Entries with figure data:
•••••

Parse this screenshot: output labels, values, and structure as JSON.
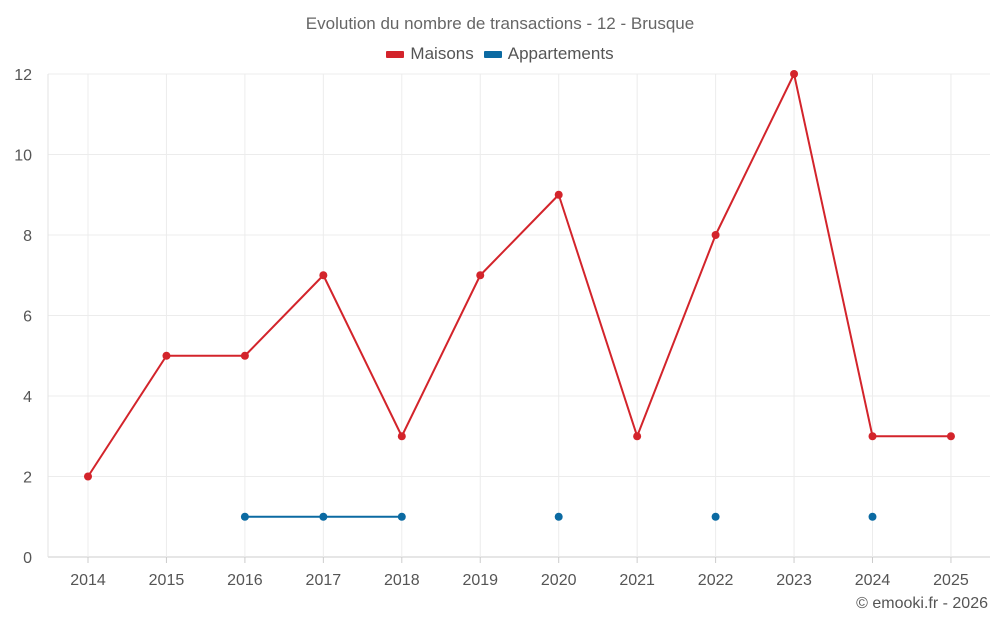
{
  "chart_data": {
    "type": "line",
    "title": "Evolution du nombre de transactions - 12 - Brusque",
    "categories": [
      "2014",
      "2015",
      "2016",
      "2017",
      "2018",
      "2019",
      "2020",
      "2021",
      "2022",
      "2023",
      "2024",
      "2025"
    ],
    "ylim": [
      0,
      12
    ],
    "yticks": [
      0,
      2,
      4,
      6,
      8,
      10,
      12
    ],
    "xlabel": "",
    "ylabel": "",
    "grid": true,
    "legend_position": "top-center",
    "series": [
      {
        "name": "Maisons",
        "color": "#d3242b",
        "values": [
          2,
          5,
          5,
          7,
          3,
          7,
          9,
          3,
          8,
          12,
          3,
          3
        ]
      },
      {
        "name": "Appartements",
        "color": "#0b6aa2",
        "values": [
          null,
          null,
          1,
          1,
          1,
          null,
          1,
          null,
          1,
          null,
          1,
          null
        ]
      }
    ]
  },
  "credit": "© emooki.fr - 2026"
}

•••••

> [STATED PROBLEM]:
Every record above should be written out again without change, except that the pictures are left out.

> [RESPONSE]:
Parse this screenshot: output labels, values, and structure as JSON.
{
  "chart_data": {
    "type": "line",
    "title": "Evolution du nombre de transactions - 12 - Brusque",
    "categories": [
      "2014",
      "2015",
      "2016",
      "2017",
      "2018",
      "2019",
      "2020",
      "2021",
      "2022",
      "2023",
      "2024",
      "2025"
    ],
    "ylim": [
      0,
      12
    ],
    "yticks": [
      0,
      2,
      4,
      6,
      8,
      10,
      12
    ],
    "xlabel": "",
    "ylabel": "",
    "grid": true,
    "legend_position": "top-center",
    "series": [
      {
        "name": "Maisons",
        "color": "#d3242b",
        "values": [
          2,
          5,
          5,
          7,
          3,
          7,
          9,
          3,
          8,
          12,
          3,
          3
        ]
      },
      {
        "name": "Appartements",
        "color": "#0b6aa2",
        "values": [
          null,
          null,
          1,
          1,
          1,
          null,
          1,
          null,
          1,
          null,
          1,
          null
        ]
      }
    ]
  },
  "credit": "© emooki.fr - 2026"
}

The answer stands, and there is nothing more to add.